# Text under study
John Cleese Cancel Culture

Legendary comedic star John Cleese says cancel culture has taken all the fun out of life. Cleese, best known for co-founding Monty Python, says cancel culture and political correctness make life boring. So the comedian didn’t mince words as he blasted the ‘fragile’ people who are ruining modern entertainment.

John Cleese Blasts Political Correctness And Cancel Culture 

In a new interview with Reuters, Cleese pointed out that cancel culture “misunderstands the main purposes of life which is to have fun.

The English actor said: 

“Everything humorous is critical. If you have someone who is perfectly kind and intelligent and flexible and who always behaves appropriately, they’re not funny.

Not stopping there, Cleese said that the main problem with political correctness is that comedians “have to set the bar according to what we are told by the most touchy, most emotionally unstable and fragile and least stoic people in the country.”

# Listed entries
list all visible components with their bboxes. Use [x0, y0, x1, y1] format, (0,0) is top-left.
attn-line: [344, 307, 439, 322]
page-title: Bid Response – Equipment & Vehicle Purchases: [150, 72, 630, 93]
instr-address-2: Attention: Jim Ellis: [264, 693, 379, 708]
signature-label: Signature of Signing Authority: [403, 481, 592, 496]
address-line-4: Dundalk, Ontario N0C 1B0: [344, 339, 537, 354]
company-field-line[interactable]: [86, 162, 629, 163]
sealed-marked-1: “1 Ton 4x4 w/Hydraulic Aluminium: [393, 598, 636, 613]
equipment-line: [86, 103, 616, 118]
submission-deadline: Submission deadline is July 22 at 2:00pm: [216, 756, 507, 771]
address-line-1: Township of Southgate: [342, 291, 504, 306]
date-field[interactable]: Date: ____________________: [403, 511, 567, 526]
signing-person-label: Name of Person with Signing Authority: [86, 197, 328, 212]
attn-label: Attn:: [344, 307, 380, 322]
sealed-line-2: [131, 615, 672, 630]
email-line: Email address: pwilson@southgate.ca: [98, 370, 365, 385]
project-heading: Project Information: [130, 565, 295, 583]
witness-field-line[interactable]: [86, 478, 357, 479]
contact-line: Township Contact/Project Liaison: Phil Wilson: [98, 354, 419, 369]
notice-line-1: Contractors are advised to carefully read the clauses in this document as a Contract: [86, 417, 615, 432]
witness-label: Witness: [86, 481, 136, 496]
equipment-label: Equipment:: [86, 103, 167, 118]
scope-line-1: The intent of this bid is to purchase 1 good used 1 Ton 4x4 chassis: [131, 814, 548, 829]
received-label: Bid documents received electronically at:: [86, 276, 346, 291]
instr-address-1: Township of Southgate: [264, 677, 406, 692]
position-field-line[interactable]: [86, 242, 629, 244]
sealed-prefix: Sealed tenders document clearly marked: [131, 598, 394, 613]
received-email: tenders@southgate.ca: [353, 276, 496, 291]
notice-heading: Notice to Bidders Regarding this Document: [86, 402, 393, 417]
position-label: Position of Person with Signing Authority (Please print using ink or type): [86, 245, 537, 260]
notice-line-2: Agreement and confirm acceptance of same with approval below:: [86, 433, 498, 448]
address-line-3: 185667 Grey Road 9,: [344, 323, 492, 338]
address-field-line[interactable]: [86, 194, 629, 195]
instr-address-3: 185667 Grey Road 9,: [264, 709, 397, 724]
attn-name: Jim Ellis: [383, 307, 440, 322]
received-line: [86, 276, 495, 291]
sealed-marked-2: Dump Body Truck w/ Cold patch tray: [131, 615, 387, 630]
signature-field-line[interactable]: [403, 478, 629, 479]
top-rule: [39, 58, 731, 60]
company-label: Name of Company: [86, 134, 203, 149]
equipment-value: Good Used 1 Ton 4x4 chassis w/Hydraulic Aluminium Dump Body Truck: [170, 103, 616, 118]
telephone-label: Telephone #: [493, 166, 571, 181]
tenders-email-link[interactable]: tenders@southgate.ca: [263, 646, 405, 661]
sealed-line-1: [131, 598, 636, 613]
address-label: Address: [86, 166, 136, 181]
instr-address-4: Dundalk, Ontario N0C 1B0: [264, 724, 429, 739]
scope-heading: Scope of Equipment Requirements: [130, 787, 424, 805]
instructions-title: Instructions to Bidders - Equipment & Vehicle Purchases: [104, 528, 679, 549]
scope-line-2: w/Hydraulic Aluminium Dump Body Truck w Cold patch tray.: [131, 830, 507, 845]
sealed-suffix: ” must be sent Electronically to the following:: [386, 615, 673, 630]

# Problems and tasks
[A] In the John Cleese article, swap "cancel culture" for "call-out culture" and write out the passage that begins at "Legendary comedic star" and stops after "ruining modern entertainment.".
[B] Write the next part of the John Cleese article, picking up after its last sentence.

# Responses for each task
[A]
Legendary comedic star John Cleese says call-out culture has taken all the fun out of life. Cleese, best known for co-founding Monty Python, says call-out culture and political correctness make life boring. So the comedian didn’t mince words as he blasted the ‘fragile’ people who are ruining modern entertainment.

[B]
Just last month, Cleese blasted the BBC as “cowardly and gutless” for temporarily taking down an episode of “Fawlty Towers” that made fun of Germans and World War Two. It also featured a character using a racial slur.

Cleese, now 80, starred as Basil Fawlty in the 1970s British TV series. He clarified that in the episode that was taken down that they were making fun of “The Major” and laughing at him, not supporting him.  “If they can’t see that, if people are too stupid to see that, what can one say?”

“A lot of the people in charge now at the BBC just want to hang onto their jobs. If a few people get excited they pacify them rather than standing their ground as they would have done 30 or 40 years ago.”

RELATED: Monty Python’s John Cleese Defends J.K. Rowling From ‘Transphobic’ Attacks By PC Mob

President Trump Attacks Cancel Culture 

President Donald Trump recently slammed cancel culture during his speech at Mount Rushmore. The president warned that political correctness is being weaponized by the left. 

“One of their political weapons is ‘cancel culture’ — driving people from their jobs, shaming dissenters, and demanding total submission from anyone who disagrees,” Trump said. “This is the very definition of totalitarianism.”

Trump doubled down on his disdain for cancel culture in a subsequent interview with Fox News, saying:

“Cancel culture — I hate the term, but I use it. We have a radical left destructive ideology being taught in our schools.”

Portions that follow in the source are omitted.